— Begin THE DATA —

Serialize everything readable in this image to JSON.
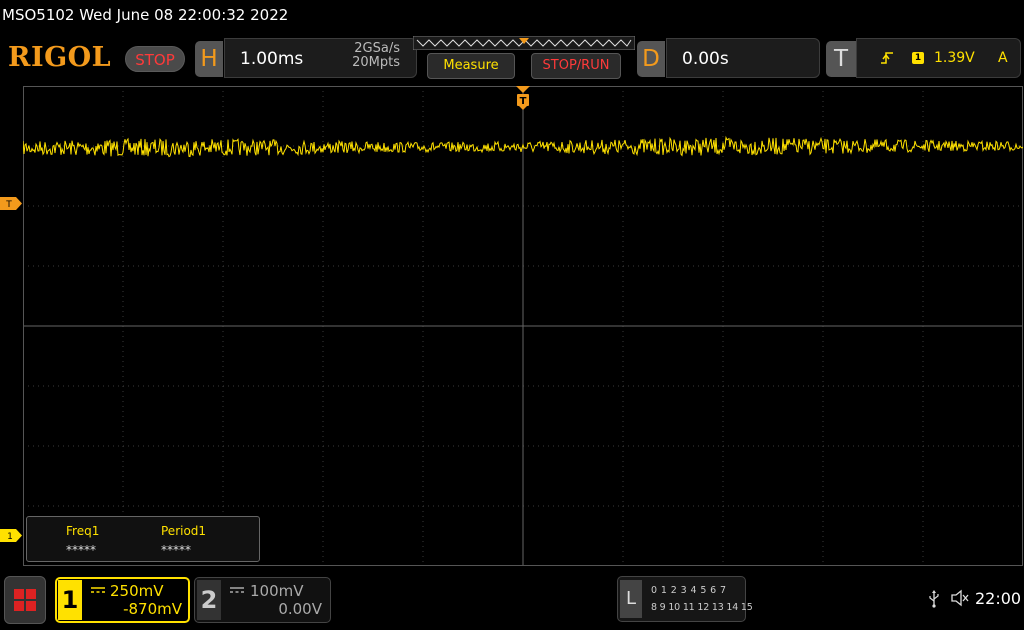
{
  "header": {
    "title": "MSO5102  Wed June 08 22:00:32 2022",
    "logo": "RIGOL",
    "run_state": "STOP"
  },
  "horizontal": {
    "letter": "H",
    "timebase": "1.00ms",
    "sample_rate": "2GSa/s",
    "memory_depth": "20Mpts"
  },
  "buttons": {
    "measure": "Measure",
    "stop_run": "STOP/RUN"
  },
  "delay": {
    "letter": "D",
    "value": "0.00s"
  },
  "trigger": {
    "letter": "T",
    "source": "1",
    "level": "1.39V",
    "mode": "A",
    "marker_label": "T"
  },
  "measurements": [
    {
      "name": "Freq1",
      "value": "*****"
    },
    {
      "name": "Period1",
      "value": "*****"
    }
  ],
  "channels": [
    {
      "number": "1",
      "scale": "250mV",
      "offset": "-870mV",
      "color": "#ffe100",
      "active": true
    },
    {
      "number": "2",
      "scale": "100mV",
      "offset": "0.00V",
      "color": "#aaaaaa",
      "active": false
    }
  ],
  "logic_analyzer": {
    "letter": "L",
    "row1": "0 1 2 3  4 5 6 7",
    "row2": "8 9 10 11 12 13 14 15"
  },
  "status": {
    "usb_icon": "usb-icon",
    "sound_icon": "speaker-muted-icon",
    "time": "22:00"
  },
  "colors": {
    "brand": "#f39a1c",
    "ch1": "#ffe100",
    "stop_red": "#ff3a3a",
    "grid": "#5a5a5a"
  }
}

— End THE DATA —

● **AIM OF THE EXERCISE**: Identify and copy all lines with the word "icon".

● **EXERCISE RESULT**:
    "usb_icon": "usb-icon",
    "sound_icon": "speaker-muted-icon",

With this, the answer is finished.